- What the exercise asks -
Can you print the data exactly and leave out each image?

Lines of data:
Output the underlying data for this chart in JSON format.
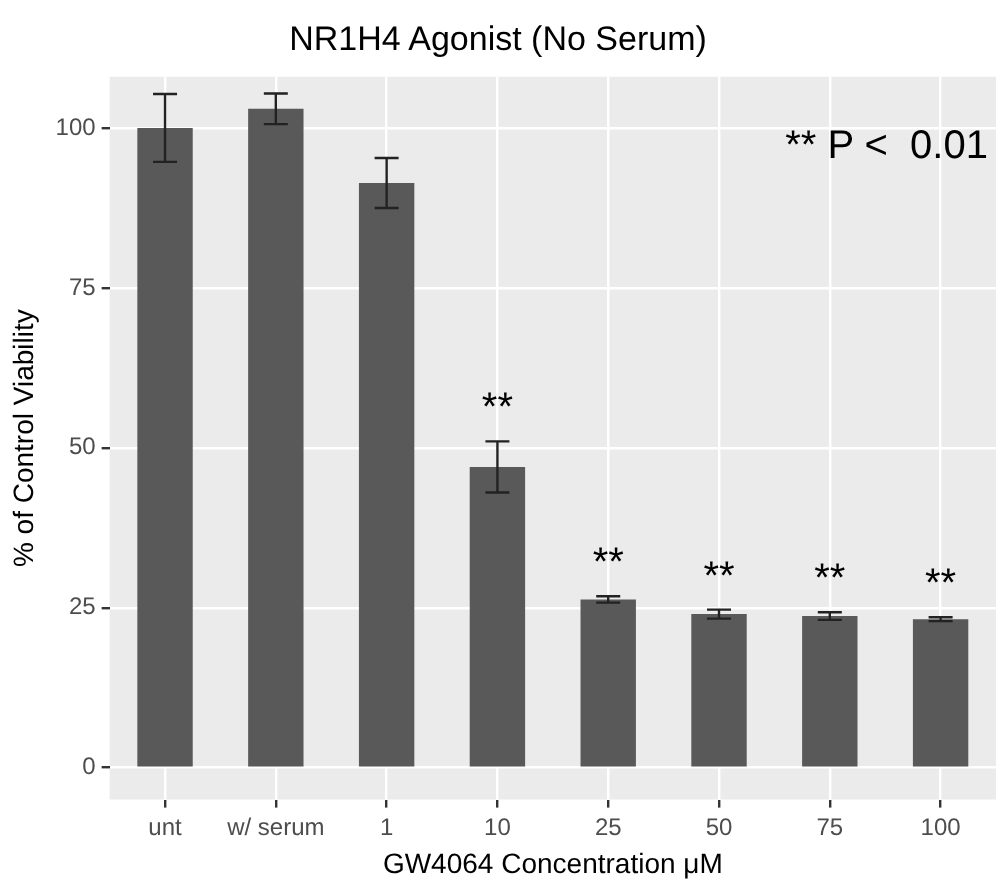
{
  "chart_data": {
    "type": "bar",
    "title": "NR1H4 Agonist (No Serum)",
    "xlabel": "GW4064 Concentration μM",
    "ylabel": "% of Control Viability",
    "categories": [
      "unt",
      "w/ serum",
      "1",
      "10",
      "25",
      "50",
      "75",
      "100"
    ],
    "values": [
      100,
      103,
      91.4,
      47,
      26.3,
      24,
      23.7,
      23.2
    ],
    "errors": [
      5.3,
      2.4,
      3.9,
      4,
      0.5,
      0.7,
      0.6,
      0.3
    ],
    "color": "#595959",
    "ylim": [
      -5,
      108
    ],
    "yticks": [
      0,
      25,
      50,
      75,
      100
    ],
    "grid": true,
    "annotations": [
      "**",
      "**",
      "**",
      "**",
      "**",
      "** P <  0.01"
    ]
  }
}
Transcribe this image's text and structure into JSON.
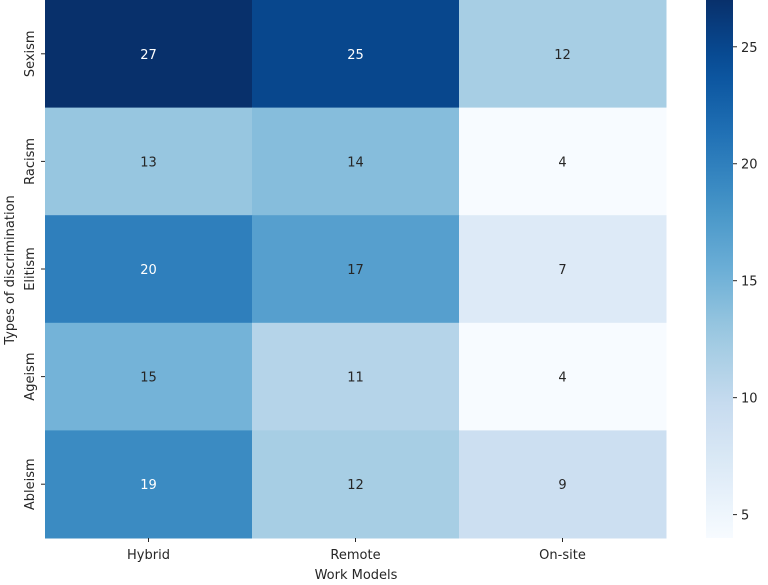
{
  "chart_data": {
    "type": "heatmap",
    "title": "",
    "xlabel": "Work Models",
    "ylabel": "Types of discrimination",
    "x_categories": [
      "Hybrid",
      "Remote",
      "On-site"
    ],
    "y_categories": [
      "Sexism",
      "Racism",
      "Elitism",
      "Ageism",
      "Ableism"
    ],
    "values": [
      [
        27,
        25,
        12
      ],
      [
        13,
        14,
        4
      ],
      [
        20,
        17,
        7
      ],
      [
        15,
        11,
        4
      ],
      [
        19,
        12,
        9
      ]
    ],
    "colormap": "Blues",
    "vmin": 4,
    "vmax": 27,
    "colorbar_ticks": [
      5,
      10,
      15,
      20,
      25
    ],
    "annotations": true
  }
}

- Complete output -
Output the underlying data for this chart in JSON format.
{
  "chart_data": {
    "type": "bar",
    "title": "NR1H4 Agonist (No Serum)",
    "xlabel": "GW4064 Concentration μM",
    "ylabel": "% of Control Viability",
    "categories": [
      "unt",
      "w/ serum",
      "1",
      "10",
      "25",
      "50",
      "75",
      "100"
    ],
    "values": [
      100,
      103,
      91.4,
      47,
      26.3,
      24,
      23.7,
      23.2
    ],
    "errors": [
      5.3,
      2.4,
      3.9,
      4,
      0.5,
      0.7,
      0.6,
      0.3
    ],
    "color": "#595959",
    "ylim": [
      -5,
      108
    ],
    "yticks": [
      0,
      25,
      50,
      75,
      100
    ],
    "grid": true,
    "annotations": [
      "**",
      "**",
      "**",
      "**",
      "**",
      "** P <  0.01"
    ]
  }
}
Transcribe this image's text and structure into JSON.
{
  "chart_data": {
    "type": "heatmap",
    "title": "",
    "xlabel": "Work Models",
    "ylabel": "Types of discrimination",
    "x_categories": [
      "Hybrid",
      "Remote",
      "On-site"
    ],
    "y_categories": [
      "Sexism",
      "Racism",
      "Elitism",
      "Ageism",
      "Ableism"
    ],
    "values": [
      [
        27,
        25,
        12
      ],
      [
        13,
        14,
        4
      ],
      [
        20,
        17,
        7
      ],
      [
        15,
        11,
        4
      ],
      [
        19,
        12,
        9
      ]
    ],
    "colormap": "Blues",
    "vmin": 4,
    "vmax": 27,
    "colorbar_ticks": [
      5,
      10,
      15,
      20,
      25
    ],
    "annotations": true
  }
}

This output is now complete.